■ SUPPLIED MATERIAL:
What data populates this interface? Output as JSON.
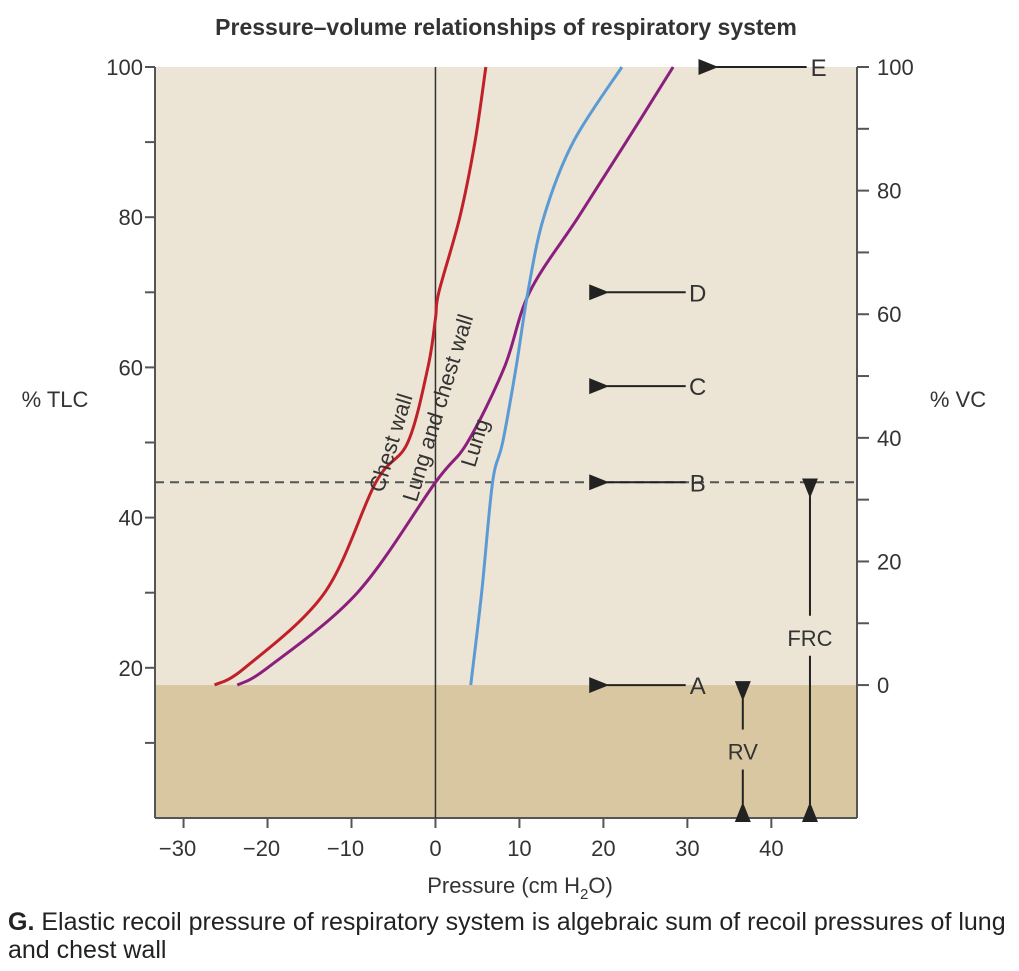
{
  "chart_data": {
    "type": "line",
    "title": "Pressure–volume relationships of respiratory system",
    "xlabel": "Pressure (cm H₂O)",
    "ylabel": "% TLC",
    "y2label": "% VC",
    "xlim": [
      -33.4,
      50.2
    ],
    "ylim": [
      0,
      100
    ],
    "xticks": [
      -30,
      -20,
      -10,
      0,
      10,
      20,
      30,
      40
    ],
    "yticks_labeled": [
      20,
      40,
      60,
      80,
      100
    ],
    "yticks_minor": [
      10,
      30,
      50,
      70,
      90
    ],
    "y2ticks_labeled": [
      0,
      20,
      40,
      60,
      80,
      100
    ],
    "y2ticks_minor": [
      10,
      30,
      50,
      70,
      90
    ],
    "vc_zero_tlc": 17.7,
    "grid": false,
    "series": [
      {
        "name": "Chest wall",
        "color": "#c0202a",
        "points": [
          [
            -26.3,
            17.7
          ],
          [
            -22.7,
            20
          ],
          [
            -13.2,
            30
          ],
          [
            -7.1,
            44.7
          ],
          [
            -3.3,
            50
          ],
          [
            -0.9,
            60
          ],
          [
            0,
            66.5
          ],
          [
            0.4,
            70
          ],
          [
            2.9,
            80
          ],
          [
            4.7,
            90
          ],
          [
            6.0,
            100
          ]
        ]
      },
      {
        "name": "Lung and chest wall",
        "color": "#8b1f7d",
        "points": [
          [
            -23.6,
            17.7
          ],
          [
            -20,
            20
          ],
          [
            -9.3,
            30
          ],
          [
            0,
            44.7
          ],
          [
            3.8,
            50
          ],
          [
            8.2,
            60
          ],
          [
            11.2,
            70
          ],
          [
            17,
            80
          ],
          [
            22.7,
            90
          ],
          [
            28.3,
            100
          ]
        ]
      },
      {
        "name": "Lung",
        "color": "#5b9bd5",
        "points": [
          [
            4.2,
            17.7
          ],
          [
            5.5,
            30
          ],
          [
            6.8,
            44.7
          ],
          [
            8,
            50
          ],
          [
            9.6,
            60
          ],
          [
            11,
            70
          ],
          [
            12.9,
            80
          ],
          [
            16.4,
            90
          ],
          [
            22.2,
            100
          ]
        ]
      }
    ],
    "reference_lines": {
      "frc_dashed_tlc": 44.7,
      "zero_pressure": 0
    },
    "volume_markers": [
      {
        "label": "A",
        "tlc": 17.7
      },
      {
        "label": "B",
        "tlc": 44.7
      },
      {
        "label": "C",
        "tlc": 57.5
      },
      {
        "label": "D",
        "tlc": 70
      },
      {
        "label": "E",
        "tlc": 100
      }
    ],
    "spans": [
      {
        "label": "RV",
        "from": 0,
        "to": 17.7,
        "x": 36.6
      },
      {
        "label": "FRC",
        "from": 0,
        "to": 44.7,
        "x": 44.6
      }
    ],
    "colors": {
      "plot_bg": "#ece4d4",
      "rv_zone": "#d9c7a2",
      "axis": "#555555"
    }
  },
  "caption": {
    "letter": "G.",
    "text": "Elastic recoil pressure of respiratory system is algebraic sum of recoil pressures of lung and chest wall"
  }
}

■ STATED EXERCISE: Print out the lines exactly, skipping any picture.

■ EXERCISE RESPONSE:
What data populates this interface? Output as JSON.
{
  "chart_data": {
    "type": "line",
    "title": "Pressure–volume relationships of respiratory system",
    "xlabel": "Pressure (cm H₂O)",
    "ylabel": "% TLC",
    "y2label": "% VC",
    "xlim": [
      -33.4,
      50.2
    ],
    "ylim": [
      0,
      100
    ],
    "xticks": [
      -30,
      -20,
      -10,
      0,
      10,
      20,
      30,
      40
    ],
    "yticks_labeled": [
      20,
      40,
      60,
      80,
      100
    ],
    "yticks_minor": [
      10,
      30,
      50,
      70,
      90
    ],
    "y2ticks_labeled": [
      0,
      20,
      40,
      60,
      80,
      100
    ],
    "y2ticks_minor": [
      10,
      30,
      50,
      70,
      90
    ],
    "vc_zero_tlc": 17.7,
    "grid": false,
    "series": [
      {
        "name": "Chest wall",
        "color": "#c0202a",
        "points": [
          [
            -26.3,
            17.7
          ],
          [
            -22.7,
            20
          ],
          [
            -13.2,
            30
          ],
          [
            -7.1,
            44.7
          ],
          [
            -3.3,
            50
          ],
          [
            -0.9,
            60
          ],
          [
            0,
            66.5
          ],
          [
            0.4,
            70
          ],
          [
            2.9,
            80
          ],
          [
            4.7,
            90
          ],
          [
            6.0,
            100
          ]
        ]
      },
      {
        "name": "Lung and chest wall",
        "color": "#8b1f7d",
        "points": [
          [
            -23.6,
            17.7
          ],
          [
            -20,
            20
          ],
          [
            -9.3,
            30
          ],
          [
            0,
            44.7
          ],
          [
            3.8,
            50
          ],
          [
            8.2,
            60
          ],
          [
            11.2,
            70
          ],
          [
            17,
            80
          ],
          [
            22.7,
            90
          ],
          [
            28.3,
            100
          ]
        ]
      },
      {
        "name": "Lung",
        "color": "#5b9bd5",
        "points": [
          [
            4.2,
            17.7
          ],
          [
            5.5,
            30
          ],
          [
            6.8,
            44.7
          ],
          [
            8,
            50
          ],
          [
            9.6,
            60
          ],
          [
            11,
            70
          ],
          [
            12.9,
            80
          ],
          [
            16.4,
            90
          ],
          [
            22.2,
            100
          ]
        ]
      }
    ],
    "reference_lines": {
      "frc_dashed_tlc": 44.7,
      "zero_pressure": 0
    },
    "volume_markers": [
      {
        "label": "A",
        "tlc": 17.7
      },
      {
        "label": "B",
        "tlc": 44.7
      },
      {
        "label": "C",
        "tlc": 57.5
      },
      {
        "label": "D",
        "tlc": 70
      },
      {
        "label": "E",
        "tlc": 100
      }
    ],
    "spans": [
      {
        "label": "RV",
        "from": 0,
        "to": 17.7,
        "x": 36.6
      },
      {
        "label": "FRC",
        "from": 0,
        "to": 44.7,
        "x": 44.6
      }
    ],
    "colors": {
      "plot_bg": "#ece4d4",
      "rv_zone": "#d9c7a2",
      "axis": "#555555"
    }
  },
  "caption": {
    "letter": "G.",
    "text": "Elastic recoil pressure of respiratory system is algebraic sum of recoil pressures of lung and chest wall"
  }
}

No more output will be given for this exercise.